#### DATA EXCERPTS
────────────────

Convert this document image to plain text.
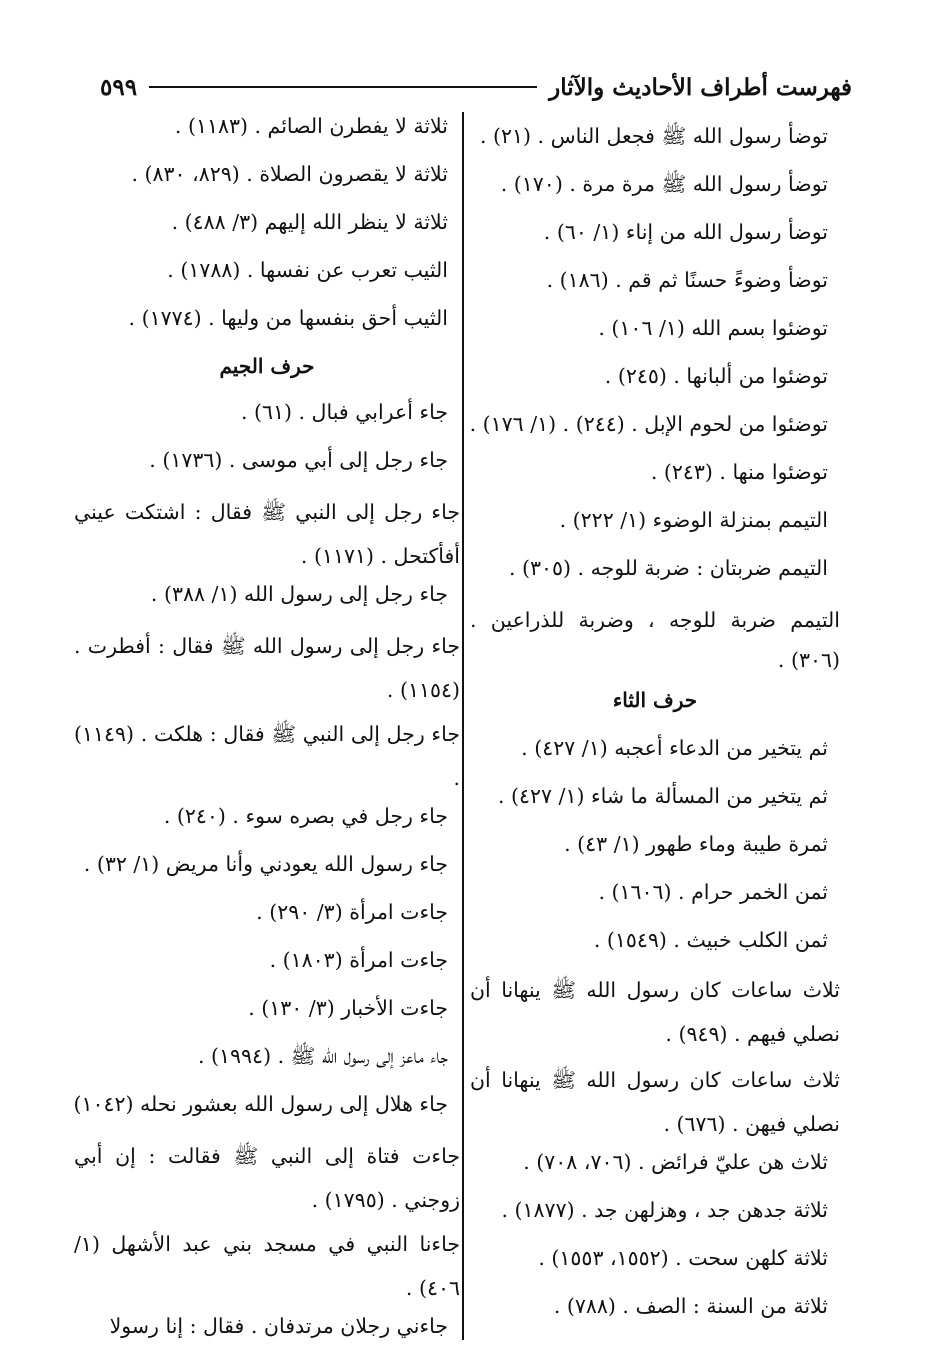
فهرست أطراف الأحاديث والآثار
٥٩٩
توضأ رسول الله ﷺ فجعل الناس . (٢١) .
توضأ رسول الله ﷺ مرة مرة . (١٧٠) .
توضأ رسول الله من إناء (١/ ٦٠) .
توضأ وضوءً حسنًا ثم قم . (١٨٦) .
توضئوا بسم الله (١/ ١٠٦) .
توضئوا من ألبانها . (٢٤٥) .
توضئوا من لحوم الإبل . (٢٤٤) . (١/ ١٧٦) .
توضئوا منها . (٢٤٣) .
التيمم بمنزلة الوضوء (١/ ٢٢٢) .
التيمم ضربتان : ضربة للوجه . (٣٠٥) .
التيمم ضربة للوجه ، وضربة للذراعين . (٣٠٦) .
حرف الثاء
ثم يتخير من الدعاء أعجبه (١/ ٤٢٧) .
ثم يتخير من المسألة ما شاء (١/ ٤٢٧) .
ثمرة طيبة وماء طهور (١/ ٤٣) .
ثمن الخمر حرام . (١٦٠٦) .
ثمن الكلب خبيث . (١٥٤٩) .
ثلاث ساعات كان رسول الله ﷺ ينهانا أن نصلي فيهم . (٩٤٩) .
ثلاث ساعات كان رسول الله ﷺ ينهانا أن نصلي فيهن . (٦٧٦) .
ثلاث هن عليّ فرائض . (٧٠٦، ٧٠٨) .
ثلاثة جدهن جد ، وهزلهن جد . (١٨٧٧) .
ثلاثة كلهن سحت . (١٥٥٢، ١٥٥٣) .
ثلاثة من السنة : الصف . (٧٨٨) .
ثلاثة لا يفطرن الصائم . (١١٨٣) .
ثلاثة لا يقصرون الصلاة . (٨٢٩، ٨٣٠) .
ثلاثة لا ينظر الله إليهم (٣/ ٤٨٨) .
الثيب تعرب عن نفسها . (١٧٨٨) .
الثيب أحق بنفسها من وليها . (١٧٧٤) .
حرف الجيم
جاء أعرابي فبال . (٦١) .
جاء رجل إلى أبي موسى . (١٧٣٦) .
جاء رجل إلى النبي ﷺ فقال : اشتكت عيني أفأكتحل . (١١٧١) .
جاء رجل إلى رسول الله (١/ ٣٨٨) .
جاء رجل إلى رسول الله ﷺ فقال : أفطرت . (١١٥٤) .
جاء رجل إلى النبي ﷺ فقال : هلكت . (١١٤٩) .
جاء رجل في بصره سوء . (٢٤٠) .
جاء رسول الله يعودني وأنا مريض (١/ ٣٢) .
جاءت امرأة (٣/ ٢٩٠) .
جاءت امرأة (١٨٠٣) .
جاءت الأخبار (٣/ ١٣٠) .
جاء ماعز إلى رسول الله ﷺ . (١٩٩٤) .
جاء هلال إلى رسول الله بعشور نحله (١٠٤٢)
جاءت فتاة إلى النبي ﷺ فقالت : إن أبي زوجني . (١٧٩٥) .
جاءنا النبي في مسجد بني عبد الأشهل (١/ ٤٠٦) .
جاءني رجلان مرتدفان . فقال : إنا رسولا
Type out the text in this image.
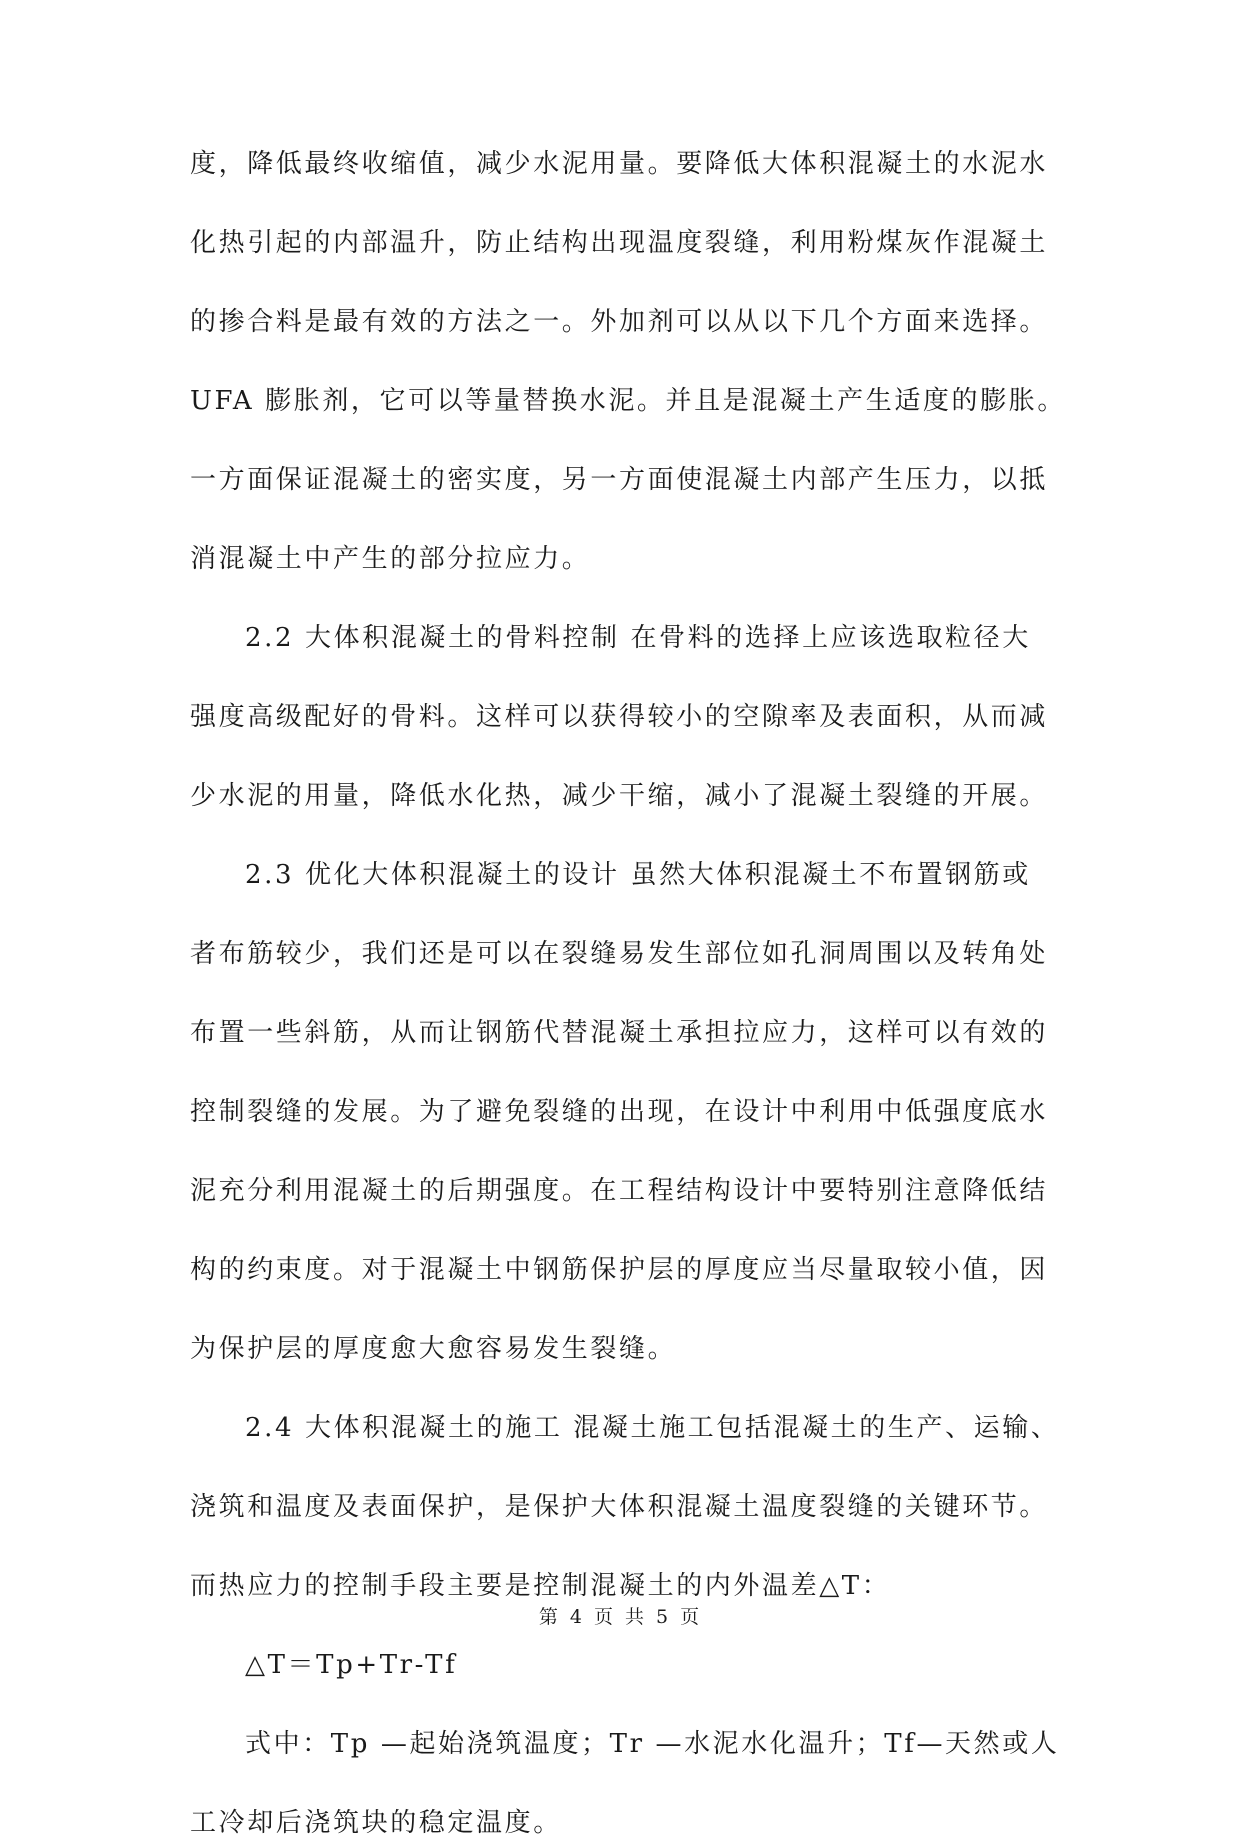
度，降低最终收缩值，减少水泥用量。要降低大体积混凝土的水泥水
化热引起的内部温升，防止结构出现温度裂缝，利用粉煤灰作混凝土
的掺合料是最有效的方法之一。外加剂可以从以下几个方面来选择。
UFA 膨胀剂，它可以等量替换水泥。并且是混凝土产生适度的膨胀。
一方面保证混凝土的密实度，另一方面使混凝土内部产生压力，以抵
消混凝土中产生的部分拉应力。
2.2 大体积混凝土的骨料控制 在骨料的选择上应该选取粒径大
强度高级配好的骨料。这样可以获得较小的空隙率及表面积，从而减
少水泥的用量，降低水化热，减少干缩，减小了混凝土裂缝的开展。
2.3 优化大体积混凝土的设计 虽然大体积混凝土不布置钢筋或
者布筋较少，我们还是可以在裂缝易发生部位如孔洞周围以及转角处
布置一些斜筋，从而让钢筋代替混凝土承担拉应力，这样可以有效的
控制裂缝的发展。为了避免裂缝的出现，在设计中利用中低强度底水
泥充分利用混凝土的后期强度。在工程结构设计中要特别注意降低结
构的约束度。对于混凝土中钢筋保护层的厚度应当尽量取较小值，因
为保护层的厚度愈大愈容易发生裂缝。
2.4 大体积混凝土的施工 混凝土施工包括混凝土的生产、运输、
浇筑和温度及表面保护，是保护大体积混凝土温度裂缝的关键环节。
而热应力的控制手段主要是控制混凝土的内外温差△T：
△T＝Tp+Tr-Tf
式中：Tp —起始浇筑温度；Tr —水泥水化温升；Tf—天然或人
工冷却后浇筑块的稳定温度。
第 4 页 共 5 页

────────────────

#### SET PROBLEM
Identify the lines in the entries above that contain "الله", then copy them out.

#### REPLY
توضأ رسول الله ﷺ فجعل الناس . (٢١) .
توضأ رسول الله ﷺ مرة مرة . (١٧٠) .
توضأ رسول الله من إناء (١/ ٦٠) .
توضئوا بسم الله (١/ ١٠٦) .
ثلاث ساعات كان رسول الله ﷺ ينهانا أن نصلي فيهم . (٩٤٩) .
ثلاث ساعات كان رسول الله ﷺ ينهانا أن نصلي فيهن . (٦٧٦) .
ثلاثة لا ينظر الله إليهم (٣/ ٤٨٨) .
جاء رجل إلى رسول الله (١/ ٣٨٨) .
جاء رجل إلى رسول الله ﷺ فقال : أفطرت . (١١٥٤) .
جاء رسول الله يعودني وأنا مريض (١/ ٣٢) .
جاء ماعز إلى رسول الله ﷺ . (١٩٩٤) .
جاء هلال إلى رسول الله بعشور نحله (١٠٤٢)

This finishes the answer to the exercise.